**TASK DETAILS**
Count, in the entries below, the lines in which "гражданской" occurs. Give the number, nothing more.

##### ENTRIES SUPPLIED

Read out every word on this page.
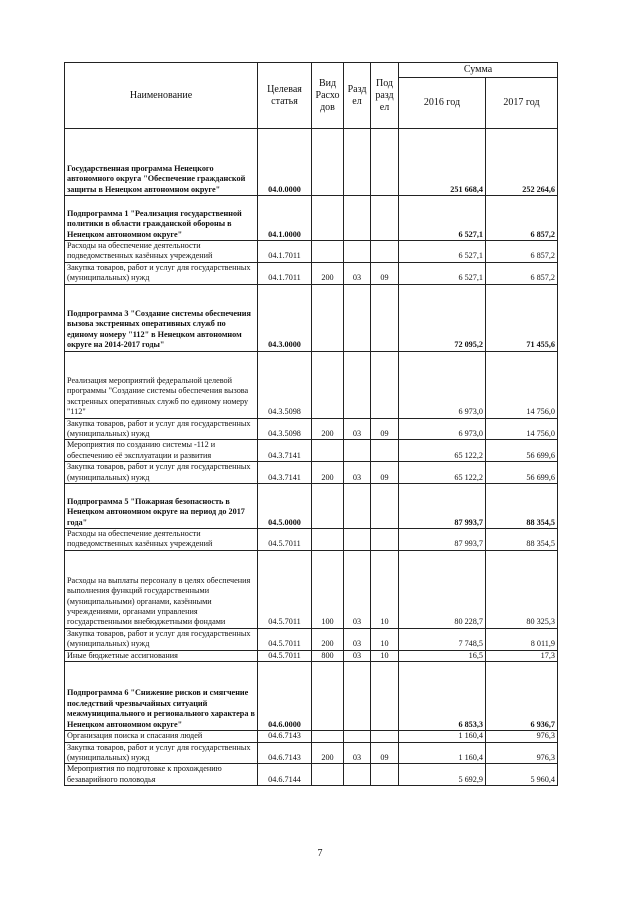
Наименование	Целевая статья	Вид Расхо дов	Разд ел	Под разд ел	Сумма	
					2016 год	2017 год
Государственная программа Ненецкого автономного округа "Обеспечение гражданской защиты в Ненецком автономном округе"	04.0.0000				251 668,4	252 264,6
Подпрограмма 1 "Реализация государственной политики в области гражданской обороны в Ненецком автономном округе"	04.1.0000				6 527,1	6 857,2
Расходы на обеспечение деятельности подведомственных казённых учреждений	04.1.7011				6 527,1	6 857,2
Закупка товаров, работ и услуг для государственных (муниципальных) нужд	04.1.7011	200	03	09	6 527,1	6 857,2
Подпрограмма 3 "Создание системы обеспечения вызова экстренных оперативных служб по единому номеру "112" в Ненецком автономном округе на 2014-2017 годы"	04.3.0000				72 095,2	71 455,6
Реализация мероприятий федеральной целевой программы "Создание системы обеспечения вызова экстренных оперативных служб по единому номеру "112"	04.3.5098				6 973,0	14 756,0
Закупка товаров, работ и услуг для государственных (муниципальных) нужд	04.3.5098	200	03	09	6 973,0	14 756,0
Мероприятия по созданию системы -112 и обеспечению её эксплуатации и развития	04.3.7141				65 122,2	56 699,6
Закупка товаров, работ и услуг для государственных (муниципальных) нужд	04.3.7141	200	03	09	65 122,2	56 699,6
Подпрограмма 5 "Пожарная безопасность в Ненецком автономном округе на период до 2017 года"	04.5.0000				87 993,7	88 354,5
Расходы на обеспечение деятельности подведомственных казённых учреждений	04.5.7011				87 993,7	88 354,5
Расходы на выплаты персоналу в целях обеспечения выполнения функций государственными (муниципальными) органами, казёнными учреждениями, органами управления государственными внебюджетными фондами	04.5.7011	100	03	10	80 228,7	80 325,3
Закупка товаров, работ и услуг для государственных (муниципальных) нужд	04.5.7011	200	03	10	7 748,5	8 011,9
Иные бюджетные ассигнования	04.5.7011	800	03	10	16,5	17,3
Подпрограмма 6 "Снижение рисков и смягчение последствий чрезвычайных ситуаций межмуниципального и регионального характера в Ненецком автономном округе"	04.6.0000				6 853,3	6 936,7
Организация поиска и спасания людей	04.6.7143				1 160,4	976,3
Закупка товаров, работ и услуг для государственных (муниципальных) нужд	04.6.7143	200	03	09	1 160,4	976,3
Мероприятия по подготовке к прохождению безаварийного половодья	04.6.7144				5 692,9	5 960,4
7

##########

**TASK RESPONSE**
2